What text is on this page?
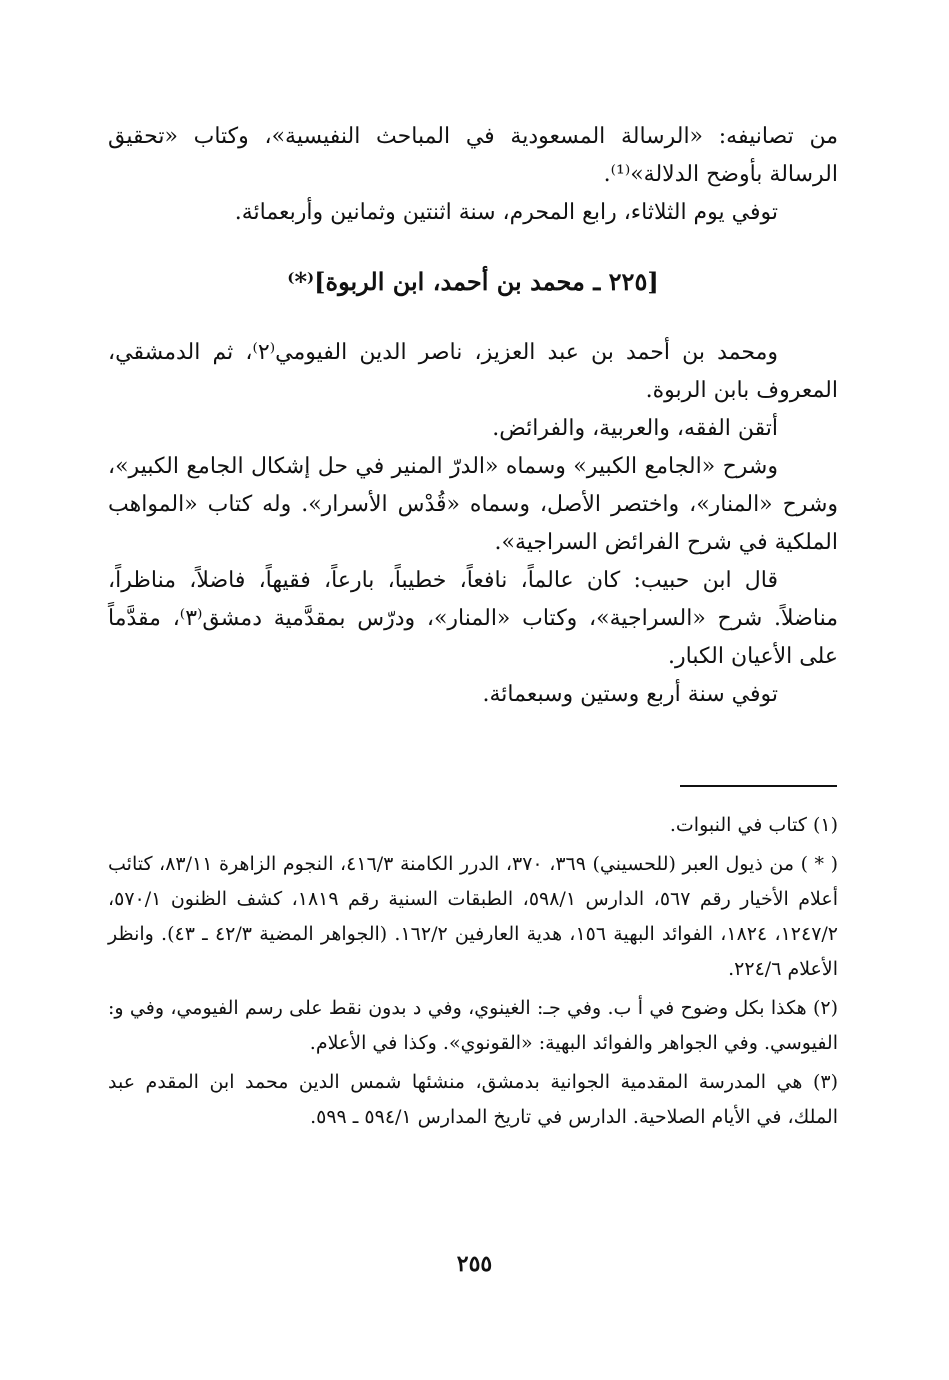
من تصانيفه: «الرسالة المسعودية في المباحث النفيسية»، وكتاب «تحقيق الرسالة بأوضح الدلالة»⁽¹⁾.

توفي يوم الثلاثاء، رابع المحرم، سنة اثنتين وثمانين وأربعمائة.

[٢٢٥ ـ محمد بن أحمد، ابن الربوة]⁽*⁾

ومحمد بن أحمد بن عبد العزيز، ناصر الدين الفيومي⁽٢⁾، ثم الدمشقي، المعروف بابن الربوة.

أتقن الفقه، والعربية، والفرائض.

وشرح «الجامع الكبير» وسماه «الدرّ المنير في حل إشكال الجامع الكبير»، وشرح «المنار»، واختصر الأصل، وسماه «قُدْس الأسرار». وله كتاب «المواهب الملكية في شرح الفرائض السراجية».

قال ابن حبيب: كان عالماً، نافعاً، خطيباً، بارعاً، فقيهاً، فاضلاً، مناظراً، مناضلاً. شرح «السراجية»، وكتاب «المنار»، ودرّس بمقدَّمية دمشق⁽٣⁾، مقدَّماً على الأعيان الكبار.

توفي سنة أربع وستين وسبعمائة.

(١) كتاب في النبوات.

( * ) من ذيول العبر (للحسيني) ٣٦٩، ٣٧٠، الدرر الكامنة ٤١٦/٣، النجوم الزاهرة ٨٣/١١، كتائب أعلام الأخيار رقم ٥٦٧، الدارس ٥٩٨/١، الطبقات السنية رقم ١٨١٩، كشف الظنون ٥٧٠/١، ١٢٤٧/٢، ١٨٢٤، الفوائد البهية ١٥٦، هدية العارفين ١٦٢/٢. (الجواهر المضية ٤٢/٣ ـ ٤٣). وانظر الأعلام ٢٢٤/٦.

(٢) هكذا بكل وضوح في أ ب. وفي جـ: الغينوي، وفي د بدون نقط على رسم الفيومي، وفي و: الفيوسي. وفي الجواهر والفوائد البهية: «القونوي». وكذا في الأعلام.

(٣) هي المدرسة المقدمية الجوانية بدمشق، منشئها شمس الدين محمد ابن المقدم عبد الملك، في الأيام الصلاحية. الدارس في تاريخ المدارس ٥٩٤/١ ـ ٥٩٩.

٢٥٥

━━━━━━━━━━━━━━━━━━━━━━━━━━━━━━

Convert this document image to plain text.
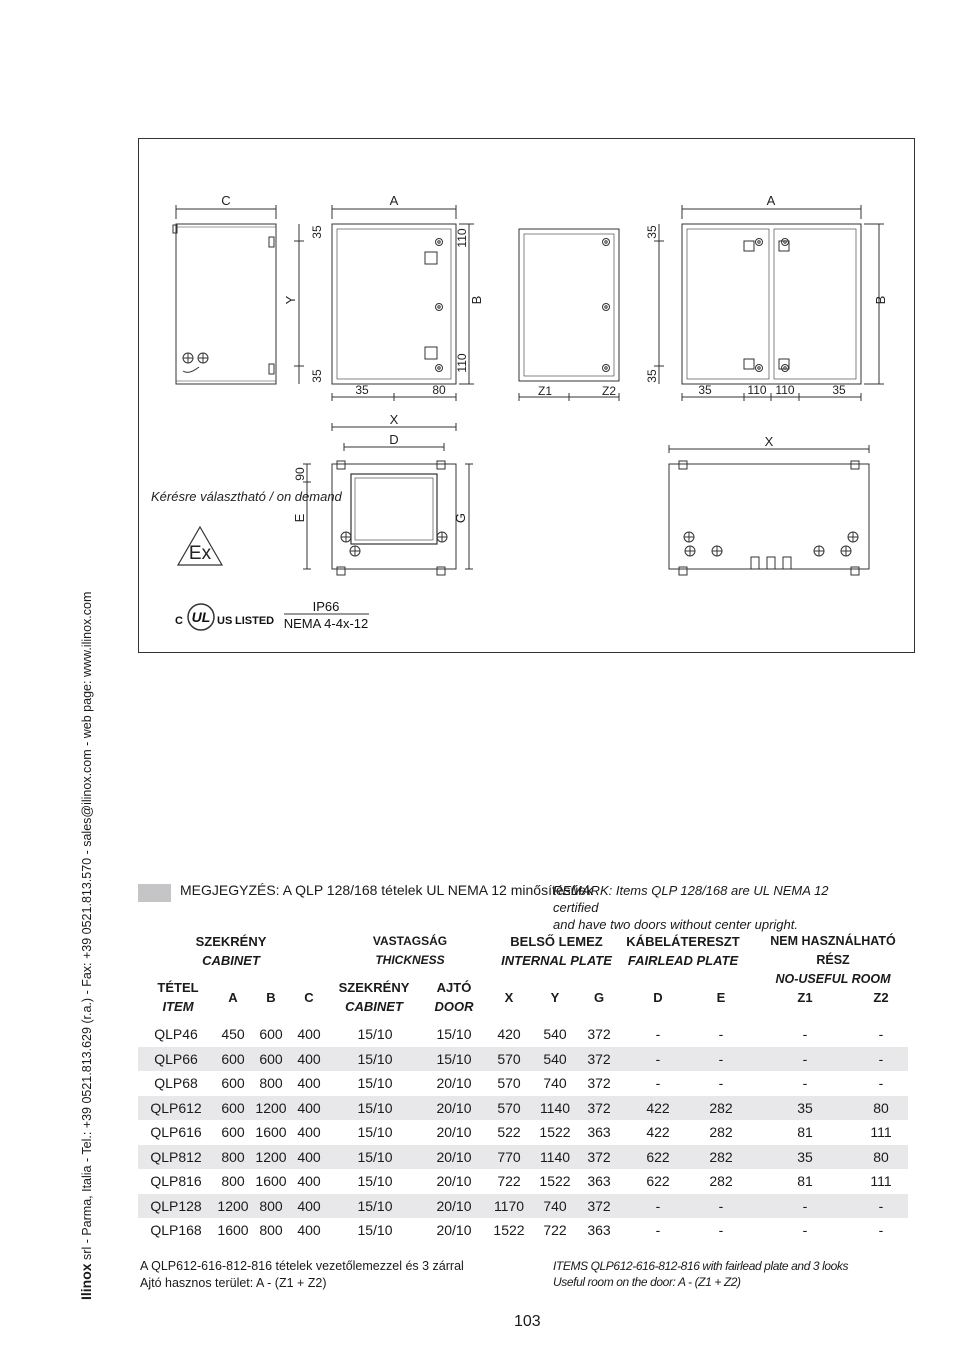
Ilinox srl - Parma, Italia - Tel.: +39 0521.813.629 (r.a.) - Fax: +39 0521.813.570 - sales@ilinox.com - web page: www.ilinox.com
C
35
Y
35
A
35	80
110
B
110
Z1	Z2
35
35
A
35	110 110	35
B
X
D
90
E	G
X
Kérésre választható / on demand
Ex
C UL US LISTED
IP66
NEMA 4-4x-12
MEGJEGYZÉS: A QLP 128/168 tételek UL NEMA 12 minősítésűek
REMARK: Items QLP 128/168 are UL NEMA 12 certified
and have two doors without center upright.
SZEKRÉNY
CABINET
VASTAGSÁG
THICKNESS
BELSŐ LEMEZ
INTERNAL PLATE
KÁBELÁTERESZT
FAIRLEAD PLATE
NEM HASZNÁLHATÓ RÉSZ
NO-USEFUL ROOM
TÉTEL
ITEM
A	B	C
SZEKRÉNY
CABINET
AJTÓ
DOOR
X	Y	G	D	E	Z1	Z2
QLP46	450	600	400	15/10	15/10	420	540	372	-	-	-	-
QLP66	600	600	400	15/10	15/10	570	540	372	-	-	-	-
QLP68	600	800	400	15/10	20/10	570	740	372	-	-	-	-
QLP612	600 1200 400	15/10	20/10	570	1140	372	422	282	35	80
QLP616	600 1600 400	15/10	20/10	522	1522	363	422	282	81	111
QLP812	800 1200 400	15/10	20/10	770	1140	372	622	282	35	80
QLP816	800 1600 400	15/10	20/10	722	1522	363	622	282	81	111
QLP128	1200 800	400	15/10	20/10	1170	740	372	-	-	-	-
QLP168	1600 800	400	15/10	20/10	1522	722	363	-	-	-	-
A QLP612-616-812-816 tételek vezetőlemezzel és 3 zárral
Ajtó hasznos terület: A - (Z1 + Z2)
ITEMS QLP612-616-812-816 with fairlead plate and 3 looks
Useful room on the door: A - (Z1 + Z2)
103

━━━━━━━━━━━━━━━━━━━━━━━━━━━━━━

## What is expected:
List every line from the entries above in which "توفي" appears.

## Finished task:
توفي يوم الثلاثاء، رابع المحرم، سنة اثنتين وثمانين وأربعمائة.
توفي سنة أربع وستين وسبعمائة.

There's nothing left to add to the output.